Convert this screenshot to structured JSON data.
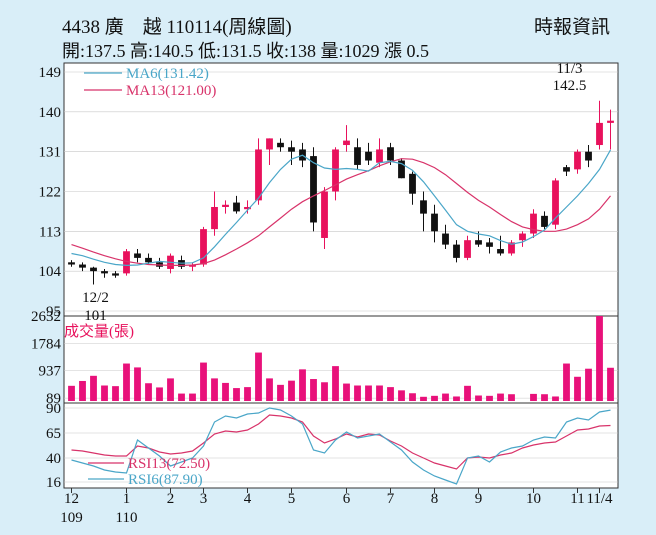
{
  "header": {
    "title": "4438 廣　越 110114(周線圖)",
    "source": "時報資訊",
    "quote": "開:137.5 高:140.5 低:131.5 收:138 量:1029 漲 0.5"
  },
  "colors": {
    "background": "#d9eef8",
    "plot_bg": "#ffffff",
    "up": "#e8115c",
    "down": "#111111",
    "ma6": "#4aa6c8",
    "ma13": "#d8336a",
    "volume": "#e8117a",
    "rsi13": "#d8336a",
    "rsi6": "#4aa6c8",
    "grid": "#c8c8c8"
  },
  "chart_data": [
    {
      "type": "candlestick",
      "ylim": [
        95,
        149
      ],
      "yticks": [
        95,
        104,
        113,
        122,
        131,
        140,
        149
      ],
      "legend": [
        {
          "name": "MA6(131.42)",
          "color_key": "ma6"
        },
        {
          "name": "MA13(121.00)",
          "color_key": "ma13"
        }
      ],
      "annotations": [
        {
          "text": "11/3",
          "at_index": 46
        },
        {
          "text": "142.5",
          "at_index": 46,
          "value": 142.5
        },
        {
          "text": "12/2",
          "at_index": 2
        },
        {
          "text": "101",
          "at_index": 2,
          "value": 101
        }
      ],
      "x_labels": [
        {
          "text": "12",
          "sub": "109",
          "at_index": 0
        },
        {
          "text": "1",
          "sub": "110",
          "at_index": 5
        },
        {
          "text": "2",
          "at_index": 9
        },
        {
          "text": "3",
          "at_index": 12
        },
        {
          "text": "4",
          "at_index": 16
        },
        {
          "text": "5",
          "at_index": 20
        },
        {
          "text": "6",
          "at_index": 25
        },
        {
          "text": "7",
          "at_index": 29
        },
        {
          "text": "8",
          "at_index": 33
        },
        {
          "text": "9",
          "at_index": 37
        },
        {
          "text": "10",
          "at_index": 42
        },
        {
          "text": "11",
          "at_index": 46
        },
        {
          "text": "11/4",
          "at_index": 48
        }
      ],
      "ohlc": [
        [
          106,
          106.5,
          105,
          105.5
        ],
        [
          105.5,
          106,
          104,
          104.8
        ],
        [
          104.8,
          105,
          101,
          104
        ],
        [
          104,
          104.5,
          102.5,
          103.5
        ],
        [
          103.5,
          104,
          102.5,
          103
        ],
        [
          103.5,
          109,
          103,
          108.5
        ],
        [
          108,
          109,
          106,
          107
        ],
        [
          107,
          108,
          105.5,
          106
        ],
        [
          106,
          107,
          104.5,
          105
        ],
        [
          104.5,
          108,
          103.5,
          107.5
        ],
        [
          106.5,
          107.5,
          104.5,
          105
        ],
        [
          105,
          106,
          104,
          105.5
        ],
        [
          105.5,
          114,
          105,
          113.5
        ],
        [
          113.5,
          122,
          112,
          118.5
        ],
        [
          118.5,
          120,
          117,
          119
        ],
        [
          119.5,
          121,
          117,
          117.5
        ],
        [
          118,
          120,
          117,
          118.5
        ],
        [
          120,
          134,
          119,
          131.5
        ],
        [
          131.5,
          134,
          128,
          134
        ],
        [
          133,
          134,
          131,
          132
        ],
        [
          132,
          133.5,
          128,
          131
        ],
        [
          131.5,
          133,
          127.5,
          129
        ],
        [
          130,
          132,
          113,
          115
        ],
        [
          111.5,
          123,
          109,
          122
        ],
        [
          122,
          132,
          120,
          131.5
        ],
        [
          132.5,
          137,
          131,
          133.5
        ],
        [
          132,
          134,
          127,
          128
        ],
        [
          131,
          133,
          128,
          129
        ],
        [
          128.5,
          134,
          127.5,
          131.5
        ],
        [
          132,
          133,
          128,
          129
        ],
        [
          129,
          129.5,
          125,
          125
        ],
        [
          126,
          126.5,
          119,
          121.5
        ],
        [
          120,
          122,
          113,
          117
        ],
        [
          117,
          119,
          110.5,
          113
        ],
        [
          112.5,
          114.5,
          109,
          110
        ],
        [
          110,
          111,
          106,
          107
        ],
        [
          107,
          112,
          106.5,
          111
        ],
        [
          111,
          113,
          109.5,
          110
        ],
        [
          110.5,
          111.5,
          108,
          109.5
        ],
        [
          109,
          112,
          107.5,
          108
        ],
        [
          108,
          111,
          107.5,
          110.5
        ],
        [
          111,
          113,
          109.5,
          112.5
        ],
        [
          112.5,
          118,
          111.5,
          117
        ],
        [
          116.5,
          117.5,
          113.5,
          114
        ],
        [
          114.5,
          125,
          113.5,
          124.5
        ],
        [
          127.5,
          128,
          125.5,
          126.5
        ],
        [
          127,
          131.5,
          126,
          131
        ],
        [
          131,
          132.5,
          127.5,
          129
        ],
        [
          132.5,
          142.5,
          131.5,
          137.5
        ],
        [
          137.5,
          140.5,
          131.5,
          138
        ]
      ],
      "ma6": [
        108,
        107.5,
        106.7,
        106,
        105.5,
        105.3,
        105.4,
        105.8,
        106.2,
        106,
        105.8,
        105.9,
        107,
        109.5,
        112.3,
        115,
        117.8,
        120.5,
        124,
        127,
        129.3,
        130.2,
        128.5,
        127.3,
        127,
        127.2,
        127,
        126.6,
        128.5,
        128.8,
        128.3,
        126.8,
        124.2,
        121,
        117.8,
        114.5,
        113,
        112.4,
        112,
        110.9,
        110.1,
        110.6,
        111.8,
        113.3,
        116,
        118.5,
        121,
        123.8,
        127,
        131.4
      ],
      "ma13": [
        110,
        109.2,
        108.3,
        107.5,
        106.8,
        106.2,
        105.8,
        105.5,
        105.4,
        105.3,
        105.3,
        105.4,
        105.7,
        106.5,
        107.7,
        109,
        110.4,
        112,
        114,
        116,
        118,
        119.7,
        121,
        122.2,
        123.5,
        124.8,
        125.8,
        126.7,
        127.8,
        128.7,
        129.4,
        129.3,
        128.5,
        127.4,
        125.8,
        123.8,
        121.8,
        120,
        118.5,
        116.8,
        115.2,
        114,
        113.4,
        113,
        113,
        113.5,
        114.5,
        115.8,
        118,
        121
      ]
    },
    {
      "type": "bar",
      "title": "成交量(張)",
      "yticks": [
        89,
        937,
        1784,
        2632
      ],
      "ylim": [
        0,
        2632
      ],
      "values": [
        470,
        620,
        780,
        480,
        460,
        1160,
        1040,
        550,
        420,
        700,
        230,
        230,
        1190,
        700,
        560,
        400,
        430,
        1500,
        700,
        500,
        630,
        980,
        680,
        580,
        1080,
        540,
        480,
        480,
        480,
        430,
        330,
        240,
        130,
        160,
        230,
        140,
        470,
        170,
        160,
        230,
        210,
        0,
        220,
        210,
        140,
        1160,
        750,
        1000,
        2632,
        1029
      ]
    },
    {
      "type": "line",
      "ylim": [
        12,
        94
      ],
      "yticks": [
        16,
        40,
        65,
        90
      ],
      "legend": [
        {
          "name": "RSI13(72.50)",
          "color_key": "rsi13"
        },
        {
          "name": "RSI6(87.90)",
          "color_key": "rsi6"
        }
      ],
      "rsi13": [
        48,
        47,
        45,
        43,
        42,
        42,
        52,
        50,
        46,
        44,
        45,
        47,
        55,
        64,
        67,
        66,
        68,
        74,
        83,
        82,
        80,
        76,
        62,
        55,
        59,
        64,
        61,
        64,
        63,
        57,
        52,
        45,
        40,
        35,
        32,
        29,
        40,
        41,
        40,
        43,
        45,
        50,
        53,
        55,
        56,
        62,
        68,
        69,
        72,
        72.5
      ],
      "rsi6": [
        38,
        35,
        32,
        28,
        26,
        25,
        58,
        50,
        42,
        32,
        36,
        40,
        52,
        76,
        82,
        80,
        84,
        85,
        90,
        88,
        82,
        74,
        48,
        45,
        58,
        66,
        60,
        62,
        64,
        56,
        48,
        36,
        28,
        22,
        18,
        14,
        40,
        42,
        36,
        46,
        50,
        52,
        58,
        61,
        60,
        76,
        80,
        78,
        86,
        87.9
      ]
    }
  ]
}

§ **Task prompt**
Identify the lines in the entries that hold "name" and return each one.

§ **Exercise result**
          "name": "MA6(131.42)",
          "name": "MA13(121.00)",
          "name": "RSI13(72.50)",
          "name": "RSI6(87.90)",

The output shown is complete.